- **Materials provided**:
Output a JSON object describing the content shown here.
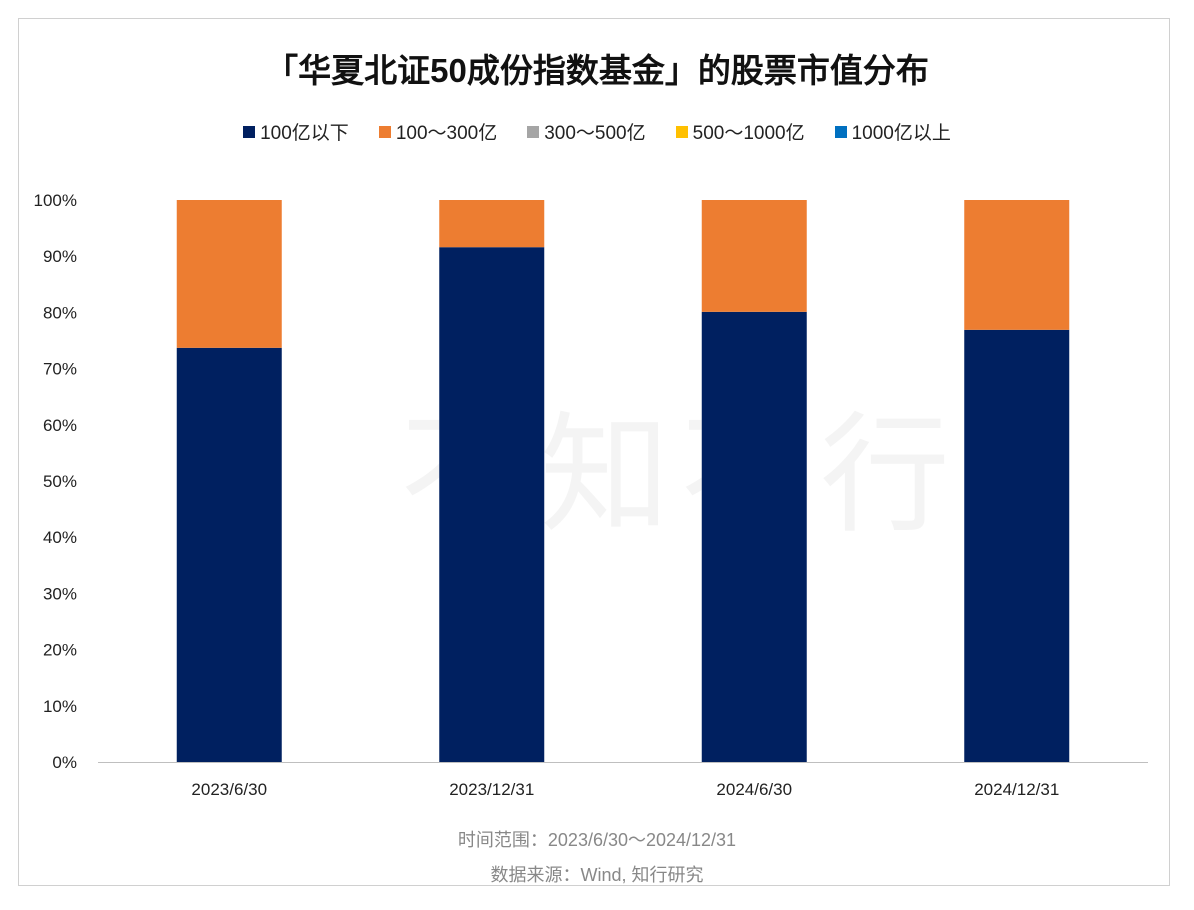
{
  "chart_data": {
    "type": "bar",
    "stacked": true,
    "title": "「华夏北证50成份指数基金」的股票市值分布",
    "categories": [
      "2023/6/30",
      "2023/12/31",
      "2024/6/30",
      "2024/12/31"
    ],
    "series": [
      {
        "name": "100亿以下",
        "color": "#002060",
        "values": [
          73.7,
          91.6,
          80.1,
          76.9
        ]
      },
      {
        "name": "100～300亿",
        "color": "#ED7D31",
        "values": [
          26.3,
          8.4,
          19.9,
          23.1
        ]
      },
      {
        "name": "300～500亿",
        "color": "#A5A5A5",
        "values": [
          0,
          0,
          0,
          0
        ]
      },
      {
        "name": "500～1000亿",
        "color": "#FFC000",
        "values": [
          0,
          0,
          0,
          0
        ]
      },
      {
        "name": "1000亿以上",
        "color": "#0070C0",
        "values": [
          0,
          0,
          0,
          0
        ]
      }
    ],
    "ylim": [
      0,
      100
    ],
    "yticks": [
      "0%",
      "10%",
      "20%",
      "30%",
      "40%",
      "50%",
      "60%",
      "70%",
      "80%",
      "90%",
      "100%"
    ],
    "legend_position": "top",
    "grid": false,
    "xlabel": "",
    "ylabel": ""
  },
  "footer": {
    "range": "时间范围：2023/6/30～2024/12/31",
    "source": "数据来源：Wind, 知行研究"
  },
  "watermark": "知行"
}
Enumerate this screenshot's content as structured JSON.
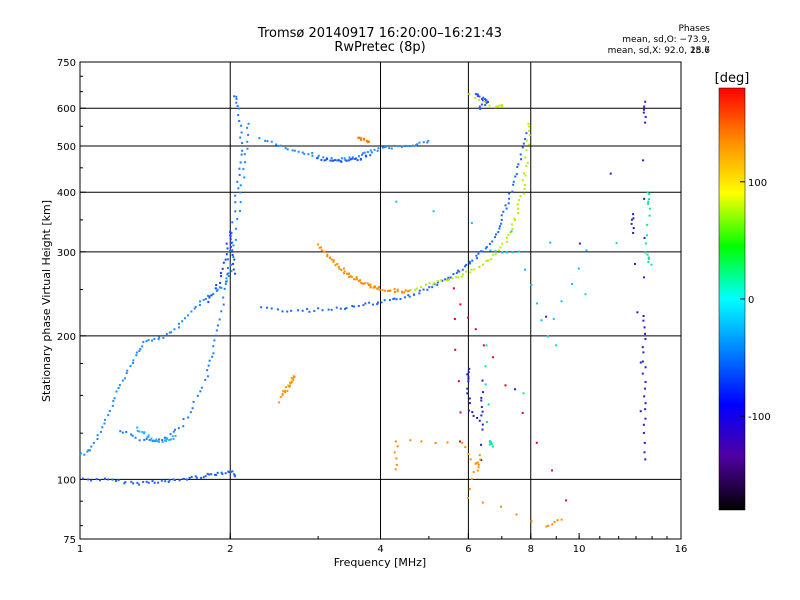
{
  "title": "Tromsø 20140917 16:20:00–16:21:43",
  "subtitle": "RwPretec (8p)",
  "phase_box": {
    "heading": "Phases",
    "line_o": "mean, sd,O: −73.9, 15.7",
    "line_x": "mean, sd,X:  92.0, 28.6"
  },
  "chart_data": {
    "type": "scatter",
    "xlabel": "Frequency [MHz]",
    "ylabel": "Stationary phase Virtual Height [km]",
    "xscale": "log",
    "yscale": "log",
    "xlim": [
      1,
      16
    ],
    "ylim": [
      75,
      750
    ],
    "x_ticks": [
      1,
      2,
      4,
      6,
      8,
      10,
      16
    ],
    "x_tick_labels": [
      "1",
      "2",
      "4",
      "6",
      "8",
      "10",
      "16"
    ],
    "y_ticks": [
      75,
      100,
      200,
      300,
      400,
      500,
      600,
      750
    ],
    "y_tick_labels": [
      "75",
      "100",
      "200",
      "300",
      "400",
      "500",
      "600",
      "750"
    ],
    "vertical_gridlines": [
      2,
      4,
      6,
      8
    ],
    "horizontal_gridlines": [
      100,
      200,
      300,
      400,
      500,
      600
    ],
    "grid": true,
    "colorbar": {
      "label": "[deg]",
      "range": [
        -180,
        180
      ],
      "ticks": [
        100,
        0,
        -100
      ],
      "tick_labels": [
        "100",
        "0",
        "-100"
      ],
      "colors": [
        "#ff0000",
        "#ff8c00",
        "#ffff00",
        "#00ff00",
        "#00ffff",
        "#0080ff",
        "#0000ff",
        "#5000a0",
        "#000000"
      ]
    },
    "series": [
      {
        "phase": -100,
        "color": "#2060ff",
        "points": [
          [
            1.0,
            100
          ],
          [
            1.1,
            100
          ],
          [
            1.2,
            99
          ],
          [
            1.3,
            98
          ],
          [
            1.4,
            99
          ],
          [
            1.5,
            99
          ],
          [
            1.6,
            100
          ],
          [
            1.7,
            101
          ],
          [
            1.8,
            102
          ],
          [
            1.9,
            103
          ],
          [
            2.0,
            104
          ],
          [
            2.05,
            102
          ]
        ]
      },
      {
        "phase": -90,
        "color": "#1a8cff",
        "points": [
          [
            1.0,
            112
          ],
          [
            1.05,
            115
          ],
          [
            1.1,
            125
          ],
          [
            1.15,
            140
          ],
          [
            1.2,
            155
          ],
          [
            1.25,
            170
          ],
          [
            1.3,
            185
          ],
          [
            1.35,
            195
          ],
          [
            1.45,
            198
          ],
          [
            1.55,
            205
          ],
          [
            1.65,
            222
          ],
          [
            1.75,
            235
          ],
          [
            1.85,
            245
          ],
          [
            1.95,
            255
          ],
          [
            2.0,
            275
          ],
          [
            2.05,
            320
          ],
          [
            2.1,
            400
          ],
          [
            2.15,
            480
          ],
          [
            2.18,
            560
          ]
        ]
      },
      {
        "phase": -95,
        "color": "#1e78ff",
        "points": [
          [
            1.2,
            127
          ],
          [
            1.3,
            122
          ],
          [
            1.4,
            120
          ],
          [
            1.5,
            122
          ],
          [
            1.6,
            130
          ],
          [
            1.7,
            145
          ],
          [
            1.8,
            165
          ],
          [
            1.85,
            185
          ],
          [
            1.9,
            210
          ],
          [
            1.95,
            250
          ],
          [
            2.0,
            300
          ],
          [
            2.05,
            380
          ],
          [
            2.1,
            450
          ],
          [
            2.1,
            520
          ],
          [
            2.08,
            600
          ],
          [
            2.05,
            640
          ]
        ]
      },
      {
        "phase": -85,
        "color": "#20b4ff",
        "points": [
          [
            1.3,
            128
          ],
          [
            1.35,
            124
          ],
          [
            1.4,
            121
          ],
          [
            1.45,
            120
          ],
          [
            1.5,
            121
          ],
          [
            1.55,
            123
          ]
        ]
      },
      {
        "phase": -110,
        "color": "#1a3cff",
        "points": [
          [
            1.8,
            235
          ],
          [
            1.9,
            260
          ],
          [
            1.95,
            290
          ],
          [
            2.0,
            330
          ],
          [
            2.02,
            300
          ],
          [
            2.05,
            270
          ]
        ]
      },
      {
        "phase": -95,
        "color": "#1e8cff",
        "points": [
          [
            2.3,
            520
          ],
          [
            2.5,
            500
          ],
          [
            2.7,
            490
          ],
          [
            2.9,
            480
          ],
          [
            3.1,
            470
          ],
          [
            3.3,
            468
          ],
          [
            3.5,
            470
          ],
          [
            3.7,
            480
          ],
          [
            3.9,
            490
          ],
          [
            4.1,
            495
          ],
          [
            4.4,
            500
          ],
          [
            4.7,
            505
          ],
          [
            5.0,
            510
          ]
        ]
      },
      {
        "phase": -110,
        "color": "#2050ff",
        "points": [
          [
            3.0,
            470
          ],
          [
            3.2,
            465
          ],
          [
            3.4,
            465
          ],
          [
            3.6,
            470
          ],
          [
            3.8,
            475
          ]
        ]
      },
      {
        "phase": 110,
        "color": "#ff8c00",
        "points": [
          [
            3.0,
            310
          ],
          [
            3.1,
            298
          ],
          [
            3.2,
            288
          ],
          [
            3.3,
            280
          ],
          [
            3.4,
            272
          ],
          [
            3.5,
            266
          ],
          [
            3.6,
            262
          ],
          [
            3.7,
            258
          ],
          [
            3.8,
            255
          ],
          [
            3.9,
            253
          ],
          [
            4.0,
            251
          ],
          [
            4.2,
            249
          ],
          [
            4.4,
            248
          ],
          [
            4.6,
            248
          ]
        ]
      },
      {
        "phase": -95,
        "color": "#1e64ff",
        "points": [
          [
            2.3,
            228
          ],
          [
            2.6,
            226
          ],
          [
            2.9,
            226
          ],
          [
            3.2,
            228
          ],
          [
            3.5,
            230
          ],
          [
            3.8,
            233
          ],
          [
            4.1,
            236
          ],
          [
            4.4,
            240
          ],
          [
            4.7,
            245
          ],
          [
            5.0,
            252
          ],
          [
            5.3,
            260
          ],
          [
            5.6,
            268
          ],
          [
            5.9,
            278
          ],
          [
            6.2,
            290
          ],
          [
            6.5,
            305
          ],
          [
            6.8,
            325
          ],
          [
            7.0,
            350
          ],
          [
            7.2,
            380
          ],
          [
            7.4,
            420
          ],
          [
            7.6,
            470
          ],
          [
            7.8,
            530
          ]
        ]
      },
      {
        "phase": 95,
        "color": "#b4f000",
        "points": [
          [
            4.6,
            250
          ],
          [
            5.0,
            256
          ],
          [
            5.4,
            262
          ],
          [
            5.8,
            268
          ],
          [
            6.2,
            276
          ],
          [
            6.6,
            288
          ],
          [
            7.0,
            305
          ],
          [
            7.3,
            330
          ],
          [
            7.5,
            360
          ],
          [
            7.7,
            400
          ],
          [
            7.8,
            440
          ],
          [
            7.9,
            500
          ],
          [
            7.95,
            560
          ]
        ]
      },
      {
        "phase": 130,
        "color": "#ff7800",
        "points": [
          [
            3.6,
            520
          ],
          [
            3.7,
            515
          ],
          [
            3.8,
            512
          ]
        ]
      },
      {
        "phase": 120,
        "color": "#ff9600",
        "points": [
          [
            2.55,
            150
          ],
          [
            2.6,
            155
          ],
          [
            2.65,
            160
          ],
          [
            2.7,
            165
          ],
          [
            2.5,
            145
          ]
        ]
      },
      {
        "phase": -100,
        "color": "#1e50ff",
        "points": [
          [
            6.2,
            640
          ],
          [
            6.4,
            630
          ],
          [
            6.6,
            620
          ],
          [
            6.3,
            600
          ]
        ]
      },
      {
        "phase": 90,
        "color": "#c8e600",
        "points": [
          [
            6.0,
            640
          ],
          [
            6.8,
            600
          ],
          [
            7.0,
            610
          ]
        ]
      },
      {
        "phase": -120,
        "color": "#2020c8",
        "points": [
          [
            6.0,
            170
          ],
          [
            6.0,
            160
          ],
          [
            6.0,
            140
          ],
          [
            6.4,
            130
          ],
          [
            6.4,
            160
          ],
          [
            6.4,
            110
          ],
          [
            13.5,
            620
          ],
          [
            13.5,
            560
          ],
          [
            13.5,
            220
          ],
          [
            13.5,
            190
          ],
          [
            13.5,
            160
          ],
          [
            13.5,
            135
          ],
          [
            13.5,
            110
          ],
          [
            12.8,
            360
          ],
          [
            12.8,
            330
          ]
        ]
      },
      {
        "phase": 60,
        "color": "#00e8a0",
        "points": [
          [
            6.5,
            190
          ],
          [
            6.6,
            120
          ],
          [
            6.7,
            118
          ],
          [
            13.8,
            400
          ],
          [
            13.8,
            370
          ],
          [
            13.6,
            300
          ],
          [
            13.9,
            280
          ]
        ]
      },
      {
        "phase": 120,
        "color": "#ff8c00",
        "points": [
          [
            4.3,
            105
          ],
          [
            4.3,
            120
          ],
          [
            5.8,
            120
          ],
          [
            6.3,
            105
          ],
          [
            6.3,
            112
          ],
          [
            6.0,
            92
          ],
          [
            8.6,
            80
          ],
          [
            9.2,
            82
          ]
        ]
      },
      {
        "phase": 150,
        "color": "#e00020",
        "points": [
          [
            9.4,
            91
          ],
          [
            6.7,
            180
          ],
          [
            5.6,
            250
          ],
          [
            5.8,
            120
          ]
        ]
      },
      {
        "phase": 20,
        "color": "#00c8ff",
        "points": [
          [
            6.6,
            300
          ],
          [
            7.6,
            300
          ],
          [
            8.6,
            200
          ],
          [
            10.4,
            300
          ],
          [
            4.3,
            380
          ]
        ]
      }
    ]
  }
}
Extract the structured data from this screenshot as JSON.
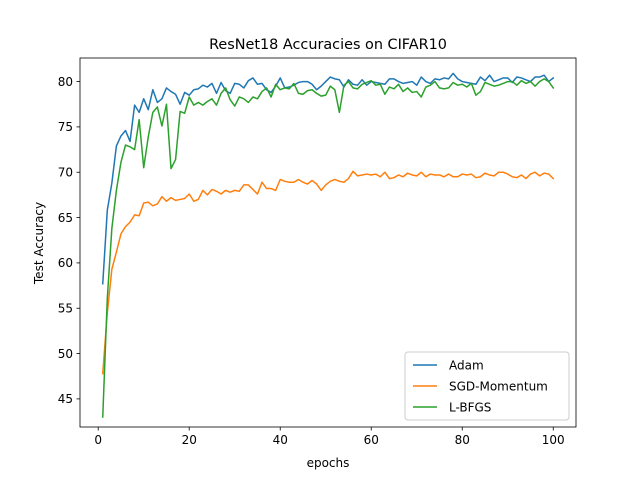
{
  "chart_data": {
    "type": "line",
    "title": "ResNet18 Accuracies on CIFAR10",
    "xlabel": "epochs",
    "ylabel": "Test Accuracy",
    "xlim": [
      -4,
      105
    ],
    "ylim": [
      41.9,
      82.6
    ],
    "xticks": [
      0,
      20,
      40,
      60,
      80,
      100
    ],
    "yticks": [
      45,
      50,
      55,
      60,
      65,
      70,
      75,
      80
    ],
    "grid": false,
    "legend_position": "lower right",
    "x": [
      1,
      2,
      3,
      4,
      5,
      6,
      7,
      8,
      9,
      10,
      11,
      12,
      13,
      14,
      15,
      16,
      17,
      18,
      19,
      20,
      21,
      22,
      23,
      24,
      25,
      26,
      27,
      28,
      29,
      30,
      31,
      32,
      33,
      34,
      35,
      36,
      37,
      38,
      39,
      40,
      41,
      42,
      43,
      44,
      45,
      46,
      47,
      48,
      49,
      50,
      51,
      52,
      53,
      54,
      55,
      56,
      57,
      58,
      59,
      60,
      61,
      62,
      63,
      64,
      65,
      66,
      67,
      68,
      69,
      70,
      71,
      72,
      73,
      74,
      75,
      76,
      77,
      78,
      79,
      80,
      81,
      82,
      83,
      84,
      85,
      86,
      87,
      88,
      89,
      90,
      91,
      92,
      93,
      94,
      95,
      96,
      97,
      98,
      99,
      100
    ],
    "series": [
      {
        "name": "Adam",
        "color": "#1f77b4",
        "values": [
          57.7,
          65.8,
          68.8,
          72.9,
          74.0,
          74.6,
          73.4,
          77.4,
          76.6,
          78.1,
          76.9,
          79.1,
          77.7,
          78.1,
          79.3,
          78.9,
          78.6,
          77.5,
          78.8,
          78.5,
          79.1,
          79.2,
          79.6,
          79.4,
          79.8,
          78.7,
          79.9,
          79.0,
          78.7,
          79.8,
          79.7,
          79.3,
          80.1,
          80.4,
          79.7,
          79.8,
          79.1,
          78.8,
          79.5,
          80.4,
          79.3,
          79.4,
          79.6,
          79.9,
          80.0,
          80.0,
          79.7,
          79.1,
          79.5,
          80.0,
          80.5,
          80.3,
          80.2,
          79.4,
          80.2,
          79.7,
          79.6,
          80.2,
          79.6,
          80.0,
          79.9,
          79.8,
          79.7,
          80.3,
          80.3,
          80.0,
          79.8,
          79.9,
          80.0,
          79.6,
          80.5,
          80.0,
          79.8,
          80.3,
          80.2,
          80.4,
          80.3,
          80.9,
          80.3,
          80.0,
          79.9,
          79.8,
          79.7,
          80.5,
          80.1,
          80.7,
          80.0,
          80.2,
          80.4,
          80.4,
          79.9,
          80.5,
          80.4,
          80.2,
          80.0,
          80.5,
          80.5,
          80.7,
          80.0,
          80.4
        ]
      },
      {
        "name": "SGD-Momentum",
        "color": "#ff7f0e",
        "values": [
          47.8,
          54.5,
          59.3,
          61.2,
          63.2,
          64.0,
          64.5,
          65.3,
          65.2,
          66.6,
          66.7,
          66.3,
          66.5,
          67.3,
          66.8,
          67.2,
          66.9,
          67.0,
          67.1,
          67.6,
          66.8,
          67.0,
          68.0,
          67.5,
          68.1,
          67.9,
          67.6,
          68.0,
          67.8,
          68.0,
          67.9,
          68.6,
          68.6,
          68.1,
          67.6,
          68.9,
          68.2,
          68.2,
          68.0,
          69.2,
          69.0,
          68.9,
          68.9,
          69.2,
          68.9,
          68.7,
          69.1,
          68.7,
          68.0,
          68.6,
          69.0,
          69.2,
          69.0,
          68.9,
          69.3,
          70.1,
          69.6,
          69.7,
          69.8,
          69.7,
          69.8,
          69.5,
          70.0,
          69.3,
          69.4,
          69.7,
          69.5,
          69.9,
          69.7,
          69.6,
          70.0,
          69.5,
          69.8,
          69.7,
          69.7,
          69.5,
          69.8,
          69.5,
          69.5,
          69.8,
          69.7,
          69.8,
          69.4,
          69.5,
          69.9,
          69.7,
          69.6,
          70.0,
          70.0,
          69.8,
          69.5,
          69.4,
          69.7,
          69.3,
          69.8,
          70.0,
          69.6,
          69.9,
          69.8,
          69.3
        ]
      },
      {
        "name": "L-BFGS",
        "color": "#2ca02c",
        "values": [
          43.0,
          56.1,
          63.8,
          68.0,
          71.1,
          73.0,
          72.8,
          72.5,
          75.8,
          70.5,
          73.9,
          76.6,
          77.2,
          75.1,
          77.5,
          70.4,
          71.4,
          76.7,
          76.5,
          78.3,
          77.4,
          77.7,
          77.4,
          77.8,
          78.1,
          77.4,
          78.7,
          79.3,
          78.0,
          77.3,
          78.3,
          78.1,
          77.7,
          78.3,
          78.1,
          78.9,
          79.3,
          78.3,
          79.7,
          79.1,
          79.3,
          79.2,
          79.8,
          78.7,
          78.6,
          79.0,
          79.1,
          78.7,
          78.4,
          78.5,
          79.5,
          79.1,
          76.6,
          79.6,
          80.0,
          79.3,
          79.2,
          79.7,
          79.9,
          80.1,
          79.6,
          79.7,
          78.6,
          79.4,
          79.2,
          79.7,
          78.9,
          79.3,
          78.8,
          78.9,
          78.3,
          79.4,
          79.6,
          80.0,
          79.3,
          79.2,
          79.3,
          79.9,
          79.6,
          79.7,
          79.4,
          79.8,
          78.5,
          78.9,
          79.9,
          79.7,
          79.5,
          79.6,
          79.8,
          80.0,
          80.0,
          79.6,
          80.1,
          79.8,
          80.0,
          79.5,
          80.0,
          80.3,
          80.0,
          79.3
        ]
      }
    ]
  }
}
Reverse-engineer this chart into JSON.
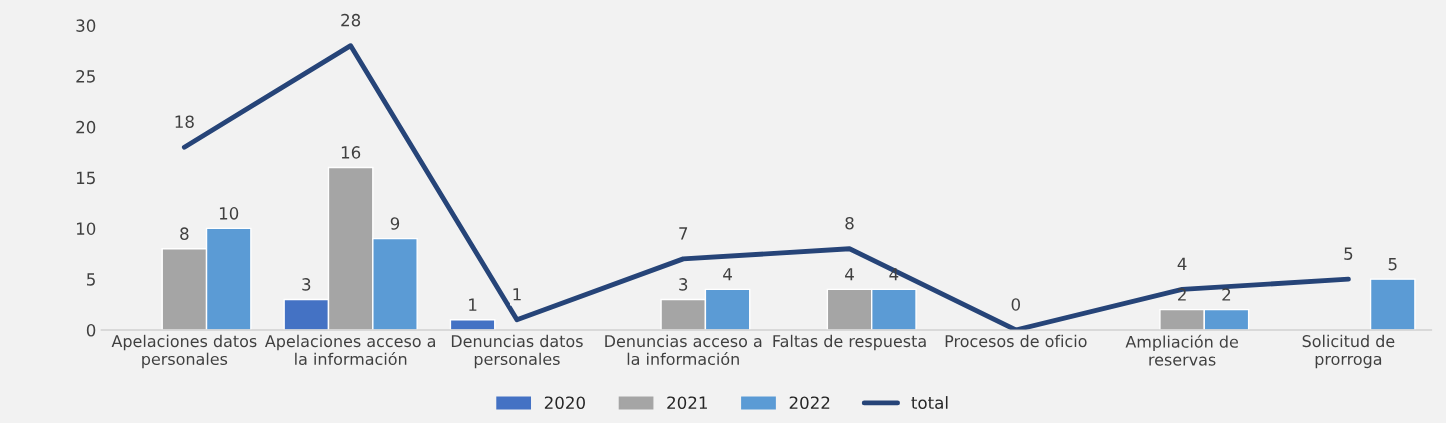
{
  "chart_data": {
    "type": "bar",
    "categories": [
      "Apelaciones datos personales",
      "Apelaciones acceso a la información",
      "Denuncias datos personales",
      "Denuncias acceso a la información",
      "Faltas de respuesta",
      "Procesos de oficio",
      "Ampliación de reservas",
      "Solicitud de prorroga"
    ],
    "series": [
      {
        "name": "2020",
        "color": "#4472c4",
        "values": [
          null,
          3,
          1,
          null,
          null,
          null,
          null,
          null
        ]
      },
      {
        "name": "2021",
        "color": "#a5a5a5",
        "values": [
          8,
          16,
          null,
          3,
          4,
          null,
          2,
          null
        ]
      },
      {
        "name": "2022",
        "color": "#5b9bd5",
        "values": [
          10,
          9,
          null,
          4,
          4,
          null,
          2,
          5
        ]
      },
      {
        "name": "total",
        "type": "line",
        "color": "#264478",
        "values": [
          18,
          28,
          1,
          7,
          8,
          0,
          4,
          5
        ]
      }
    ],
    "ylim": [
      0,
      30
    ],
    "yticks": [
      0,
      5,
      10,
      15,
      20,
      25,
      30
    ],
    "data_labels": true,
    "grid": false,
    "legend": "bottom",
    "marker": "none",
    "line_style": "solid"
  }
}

- **Directions for this task**:
Check each line above for the word "Denuncias" and say how many have it, with nothing else.

- **Exercise result**:
2